======== Data excerpts ========

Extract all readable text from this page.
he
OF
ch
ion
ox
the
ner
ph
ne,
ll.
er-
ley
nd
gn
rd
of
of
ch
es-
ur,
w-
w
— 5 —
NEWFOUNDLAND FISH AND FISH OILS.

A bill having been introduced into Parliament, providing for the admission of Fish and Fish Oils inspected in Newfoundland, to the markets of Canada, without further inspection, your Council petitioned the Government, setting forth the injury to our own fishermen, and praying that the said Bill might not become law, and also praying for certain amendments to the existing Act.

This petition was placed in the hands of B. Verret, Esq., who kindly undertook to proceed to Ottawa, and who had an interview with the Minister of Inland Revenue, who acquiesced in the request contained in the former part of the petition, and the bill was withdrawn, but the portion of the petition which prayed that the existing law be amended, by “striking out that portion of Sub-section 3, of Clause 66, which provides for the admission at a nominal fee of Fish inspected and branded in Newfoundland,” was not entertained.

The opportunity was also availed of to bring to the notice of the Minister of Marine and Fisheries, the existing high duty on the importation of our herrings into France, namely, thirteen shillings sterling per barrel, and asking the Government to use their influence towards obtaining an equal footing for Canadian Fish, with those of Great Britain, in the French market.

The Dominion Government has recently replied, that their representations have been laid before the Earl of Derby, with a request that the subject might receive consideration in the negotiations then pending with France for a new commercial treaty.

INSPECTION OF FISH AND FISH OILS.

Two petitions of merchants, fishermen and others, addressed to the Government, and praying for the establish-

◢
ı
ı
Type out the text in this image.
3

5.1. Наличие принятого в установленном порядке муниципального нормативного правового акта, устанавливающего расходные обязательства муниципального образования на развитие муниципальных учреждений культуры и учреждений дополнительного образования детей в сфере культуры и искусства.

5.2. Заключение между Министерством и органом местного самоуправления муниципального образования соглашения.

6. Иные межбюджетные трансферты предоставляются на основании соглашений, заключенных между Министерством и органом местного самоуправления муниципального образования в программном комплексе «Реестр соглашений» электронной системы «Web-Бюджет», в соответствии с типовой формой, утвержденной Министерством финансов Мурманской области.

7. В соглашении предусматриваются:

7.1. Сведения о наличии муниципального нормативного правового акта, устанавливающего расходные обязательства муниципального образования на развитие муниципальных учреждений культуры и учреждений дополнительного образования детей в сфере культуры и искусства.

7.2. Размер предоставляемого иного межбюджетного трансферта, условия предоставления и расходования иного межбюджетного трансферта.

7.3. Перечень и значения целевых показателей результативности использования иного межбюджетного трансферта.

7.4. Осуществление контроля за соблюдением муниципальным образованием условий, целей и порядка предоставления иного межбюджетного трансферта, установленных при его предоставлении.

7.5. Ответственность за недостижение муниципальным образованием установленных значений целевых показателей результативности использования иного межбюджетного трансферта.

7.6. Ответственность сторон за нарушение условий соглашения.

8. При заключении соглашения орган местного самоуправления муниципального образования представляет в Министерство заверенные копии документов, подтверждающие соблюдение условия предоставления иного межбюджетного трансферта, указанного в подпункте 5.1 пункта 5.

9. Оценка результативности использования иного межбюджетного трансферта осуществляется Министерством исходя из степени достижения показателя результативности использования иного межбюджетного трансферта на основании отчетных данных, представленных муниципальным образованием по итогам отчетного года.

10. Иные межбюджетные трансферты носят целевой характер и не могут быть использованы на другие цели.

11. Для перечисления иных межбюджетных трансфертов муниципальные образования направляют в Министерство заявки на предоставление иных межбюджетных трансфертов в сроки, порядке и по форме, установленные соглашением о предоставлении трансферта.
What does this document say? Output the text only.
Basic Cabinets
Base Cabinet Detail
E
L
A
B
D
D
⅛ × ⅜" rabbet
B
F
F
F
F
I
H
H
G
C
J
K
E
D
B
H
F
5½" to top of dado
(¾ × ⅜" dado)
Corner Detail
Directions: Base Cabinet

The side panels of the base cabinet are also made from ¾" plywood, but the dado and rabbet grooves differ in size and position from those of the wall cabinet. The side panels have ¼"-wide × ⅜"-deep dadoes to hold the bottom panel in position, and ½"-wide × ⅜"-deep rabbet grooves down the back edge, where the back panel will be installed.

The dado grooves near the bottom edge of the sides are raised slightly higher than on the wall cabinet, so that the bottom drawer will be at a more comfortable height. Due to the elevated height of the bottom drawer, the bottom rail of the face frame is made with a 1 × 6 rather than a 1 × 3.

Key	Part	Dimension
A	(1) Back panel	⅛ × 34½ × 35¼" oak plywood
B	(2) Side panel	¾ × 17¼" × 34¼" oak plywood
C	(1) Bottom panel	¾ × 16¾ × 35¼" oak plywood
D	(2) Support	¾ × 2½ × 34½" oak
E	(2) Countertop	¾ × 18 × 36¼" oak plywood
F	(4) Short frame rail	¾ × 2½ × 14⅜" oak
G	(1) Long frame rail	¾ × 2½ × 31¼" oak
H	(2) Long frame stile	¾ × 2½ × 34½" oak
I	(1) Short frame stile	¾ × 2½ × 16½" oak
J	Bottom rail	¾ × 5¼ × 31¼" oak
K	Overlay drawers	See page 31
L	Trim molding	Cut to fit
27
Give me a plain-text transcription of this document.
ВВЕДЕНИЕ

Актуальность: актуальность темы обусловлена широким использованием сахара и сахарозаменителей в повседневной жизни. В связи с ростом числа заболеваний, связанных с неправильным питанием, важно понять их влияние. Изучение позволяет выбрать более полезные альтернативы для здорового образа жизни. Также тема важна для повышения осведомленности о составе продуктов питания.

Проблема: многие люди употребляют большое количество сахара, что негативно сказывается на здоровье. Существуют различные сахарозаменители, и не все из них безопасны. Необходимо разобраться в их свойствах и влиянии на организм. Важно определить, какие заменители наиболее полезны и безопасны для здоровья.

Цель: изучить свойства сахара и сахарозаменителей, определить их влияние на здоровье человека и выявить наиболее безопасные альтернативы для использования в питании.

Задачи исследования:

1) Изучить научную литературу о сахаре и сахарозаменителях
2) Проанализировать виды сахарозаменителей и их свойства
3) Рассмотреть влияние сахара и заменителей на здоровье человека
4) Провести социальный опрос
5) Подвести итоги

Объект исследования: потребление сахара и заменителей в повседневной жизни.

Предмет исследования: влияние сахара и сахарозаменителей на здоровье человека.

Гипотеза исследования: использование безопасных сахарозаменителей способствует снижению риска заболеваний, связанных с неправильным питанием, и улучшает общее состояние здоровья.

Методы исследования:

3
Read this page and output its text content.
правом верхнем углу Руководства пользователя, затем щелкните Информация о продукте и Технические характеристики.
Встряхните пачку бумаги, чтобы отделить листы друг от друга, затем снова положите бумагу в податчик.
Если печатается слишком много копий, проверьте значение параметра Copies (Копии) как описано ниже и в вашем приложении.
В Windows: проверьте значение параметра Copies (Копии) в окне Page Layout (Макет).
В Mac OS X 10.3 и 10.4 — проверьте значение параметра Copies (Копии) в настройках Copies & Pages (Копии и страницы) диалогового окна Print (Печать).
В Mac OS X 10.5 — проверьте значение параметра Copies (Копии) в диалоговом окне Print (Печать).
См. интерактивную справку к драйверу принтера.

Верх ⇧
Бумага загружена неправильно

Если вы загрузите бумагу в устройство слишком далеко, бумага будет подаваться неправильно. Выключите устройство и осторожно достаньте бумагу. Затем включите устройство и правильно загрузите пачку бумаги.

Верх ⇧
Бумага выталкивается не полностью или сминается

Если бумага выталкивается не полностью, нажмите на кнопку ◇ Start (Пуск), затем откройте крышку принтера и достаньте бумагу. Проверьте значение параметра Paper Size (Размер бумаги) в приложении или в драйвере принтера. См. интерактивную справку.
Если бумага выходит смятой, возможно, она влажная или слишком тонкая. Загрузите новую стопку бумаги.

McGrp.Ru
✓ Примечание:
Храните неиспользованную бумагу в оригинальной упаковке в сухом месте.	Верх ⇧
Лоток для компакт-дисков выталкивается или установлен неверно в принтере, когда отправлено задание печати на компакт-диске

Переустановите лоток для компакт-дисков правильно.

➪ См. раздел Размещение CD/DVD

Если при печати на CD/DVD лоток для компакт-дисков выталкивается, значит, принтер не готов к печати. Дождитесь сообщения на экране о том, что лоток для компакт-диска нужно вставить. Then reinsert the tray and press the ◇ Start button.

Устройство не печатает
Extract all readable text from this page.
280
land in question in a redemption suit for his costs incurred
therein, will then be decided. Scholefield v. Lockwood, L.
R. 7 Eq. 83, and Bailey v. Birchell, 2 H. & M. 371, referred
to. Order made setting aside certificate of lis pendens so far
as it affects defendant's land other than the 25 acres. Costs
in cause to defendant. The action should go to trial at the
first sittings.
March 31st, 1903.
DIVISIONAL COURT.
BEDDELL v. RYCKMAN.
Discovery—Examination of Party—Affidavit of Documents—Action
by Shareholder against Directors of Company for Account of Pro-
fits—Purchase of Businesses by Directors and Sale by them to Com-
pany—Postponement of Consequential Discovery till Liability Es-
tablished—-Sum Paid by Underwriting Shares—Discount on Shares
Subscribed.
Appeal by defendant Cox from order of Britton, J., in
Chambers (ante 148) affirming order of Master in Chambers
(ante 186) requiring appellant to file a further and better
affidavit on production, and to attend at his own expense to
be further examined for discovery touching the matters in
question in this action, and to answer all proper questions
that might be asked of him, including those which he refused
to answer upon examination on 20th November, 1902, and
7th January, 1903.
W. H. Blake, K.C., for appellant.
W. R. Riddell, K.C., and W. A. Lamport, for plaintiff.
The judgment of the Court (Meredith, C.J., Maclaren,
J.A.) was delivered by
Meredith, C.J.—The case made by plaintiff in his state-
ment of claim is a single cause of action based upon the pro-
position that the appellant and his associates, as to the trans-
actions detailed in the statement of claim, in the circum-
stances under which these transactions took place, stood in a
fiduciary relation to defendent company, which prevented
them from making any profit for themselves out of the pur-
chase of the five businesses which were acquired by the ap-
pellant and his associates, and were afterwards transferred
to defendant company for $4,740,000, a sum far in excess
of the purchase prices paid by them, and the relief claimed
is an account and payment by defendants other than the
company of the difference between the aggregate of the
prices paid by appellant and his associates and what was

========

[Given exercise] How many lines in the entries contain the string "полностью"? Answer with the number only.

[Task output] 2